— start MATERIAL SHOWN —

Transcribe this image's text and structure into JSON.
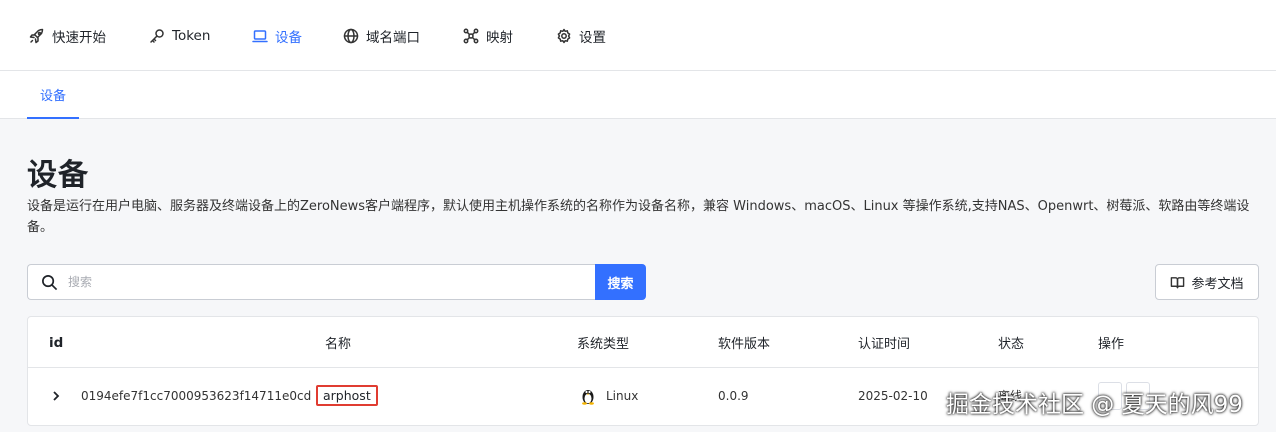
{
  "nav": {
    "items": [
      {
        "label": "快速开始",
        "icon": "rocket-icon"
      },
      {
        "label": "Token",
        "icon": "key-icon"
      },
      {
        "label": "设备",
        "icon": "laptop-icon",
        "active": true
      },
      {
        "label": "域名端口",
        "icon": "globe-icon"
      },
      {
        "label": "映射",
        "icon": "network-icon"
      },
      {
        "label": "设置",
        "icon": "gear-icon"
      }
    ]
  },
  "subnav": {
    "tab": "设备"
  },
  "page": {
    "title": "设备",
    "description": "设备是运行在用户电脑、服务器及终端设备上的ZeroNews客户端程序，默认使用主机操作系统的名称作为设备名称，兼容 Windows、macOS、Linux 等操作系统,支持NAS、Openwrt、树莓派、软路由等终端设备。"
  },
  "search": {
    "placeholder": "搜索",
    "button": "搜索",
    "icon": "search-icon"
  },
  "docs_button": {
    "label": "参考文档",
    "icon": "book-icon"
  },
  "table": {
    "headers": [
      "id",
      "名称",
      "系统类型",
      "软件版本",
      "认证时间",
      "状态",
      "操作"
    ],
    "rows": [
      {
        "id": "0194efe7f1cc7000953623f14711e0cd",
        "name": "arphost",
        "os": "Linux",
        "os_icon": "linux-penguin-icon",
        "version": "0.0.9",
        "auth_time": "2025-02-10",
        "status": "离线"
      }
    ]
  },
  "watermark": "掘金技术社区 @ 夏天的风99",
  "colors": {
    "accent": "#3370ff",
    "highlight_border": "#e03c31"
  }
}
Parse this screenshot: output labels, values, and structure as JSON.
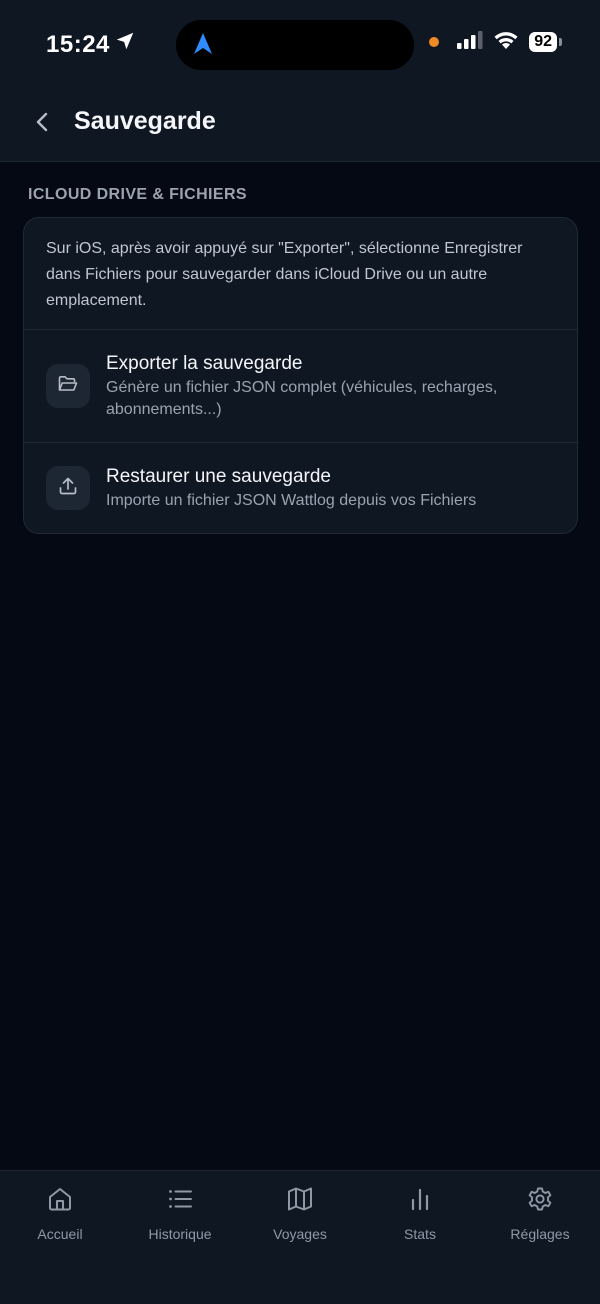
{
  "status_bar": {
    "time": "15:24",
    "battery": "92",
    "icons": [
      "location-arrow-icon",
      "navigation-icon",
      "signal-icon",
      "wifi-icon",
      "battery-icon"
    ]
  },
  "header": {
    "title": "Sauvegarde",
    "back_icon": "chevron-left-icon"
  },
  "section": {
    "label": "ICLOUD DRIVE & FICHIERS",
    "description": "Sur iOS, après avoir appuyé sur \"Exporter\", sélectionne Enregistrer dans Fichiers pour sauvegarder dans iCloud Drive ou un autre emplacement.",
    "rows": [
      {
        "icon": "folder-open-icon",
        "title": "Exporter la sauvegarde",
        "subtitle": "Génère un fichier JSON complet (véhicules, recharges, abonnements...)"
      },
      {
        "icon": "upload-icon",
        "title": "Restaurer une sauvegarde",
        "subtitle": "Importe un fichier JSON Wattlog depuis vos Fichiers"
      }
    ]
  },
  "tab_bar": {
    "tabs": [
      {
        "label": "Accueil",
        "icon": "home-icon"
      },
      {
        "label": "Historique",
        "icon": "list-icon"
      },
      {
        "label": "Voyages",
        "icon": "map-icon"
      },
      {
        "label": "Stats",
        "icon": "bar-chart-icon"
      },
      {
        "label": "Réglages",
        "icon": "gear-icon",
        "active": true
      }
    ]
  },
  "colors": {
    "background": "#040913",
    "surface": "#0f1723",
    "accent_blue": "#2f8cff",
    "dot_orange": "#f08a24"
  }
}
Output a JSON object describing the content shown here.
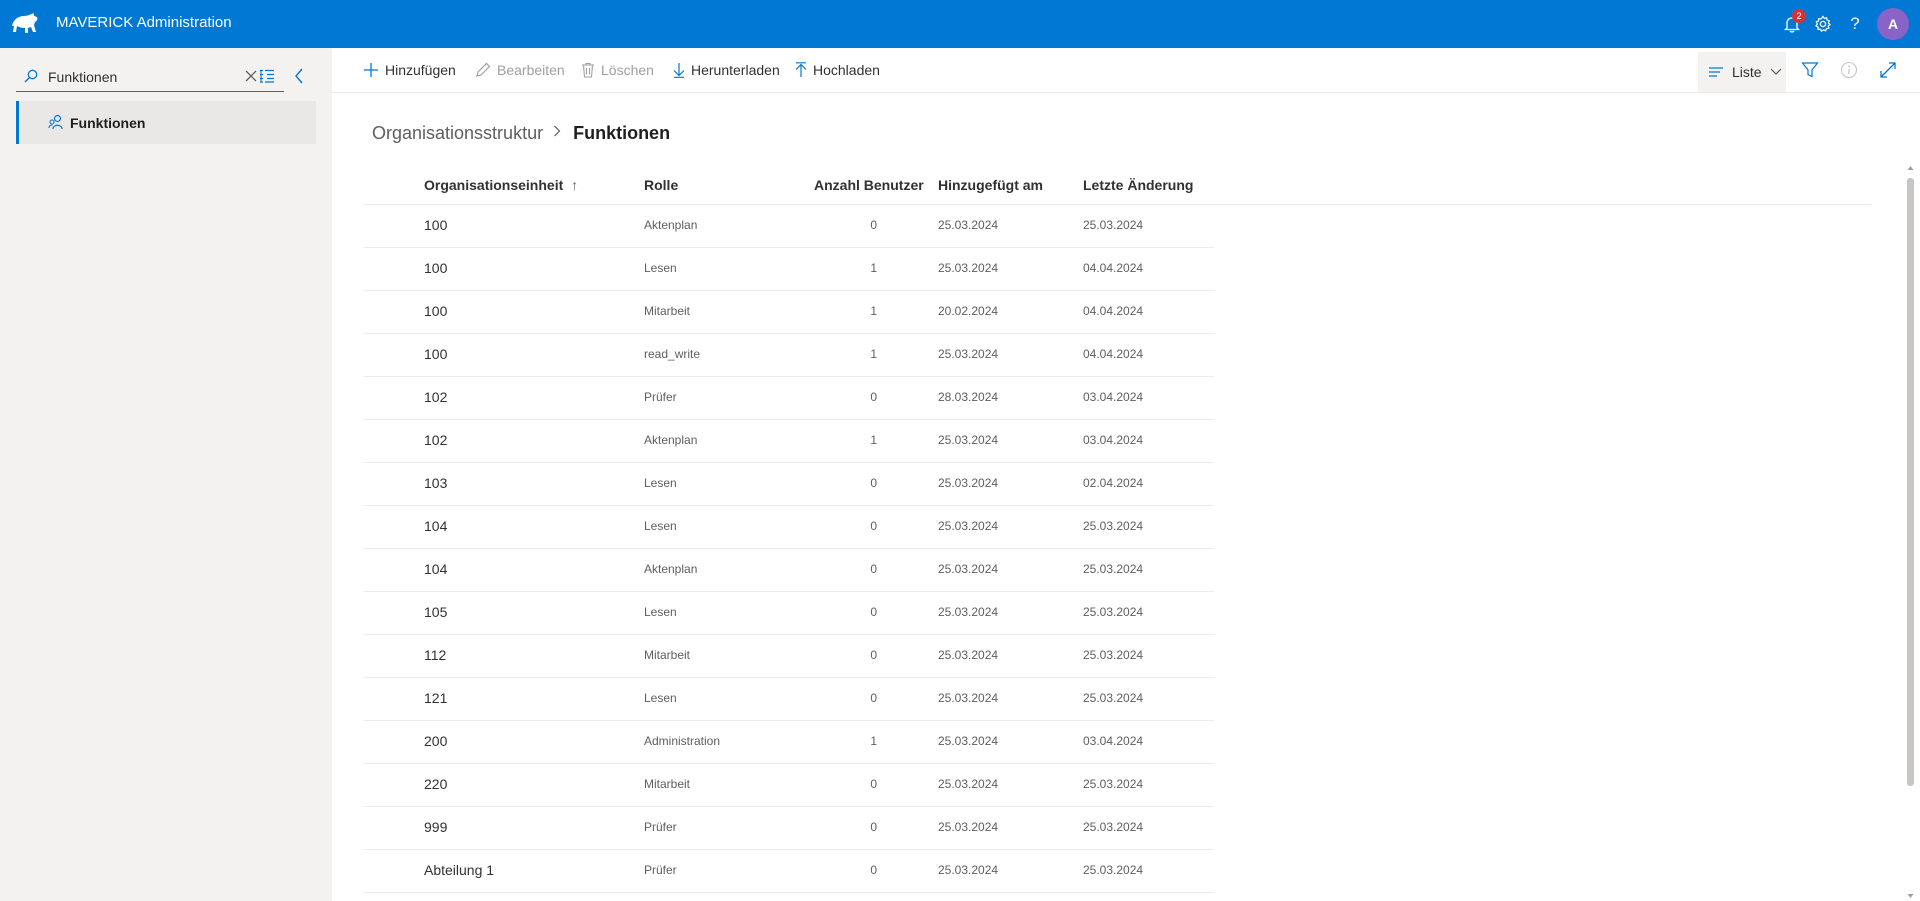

— end MATERIAL SHOWN —

(WORK REQUIRED) Gather each line of the records holding the string "JSON".

(FINAL RESULT)
Transcribe this image's text and structure into JSON.
Parse this screenshot: output labels, values, and structure as JSON.
        "subtitle": "Génère un fichier JSON complet (véhicules, recharges, abonnements...)"
        "subtitle": "Importe un fichier JSON Wattlog depuis vos Fichiers"
Output a JSON object describing the content shown here.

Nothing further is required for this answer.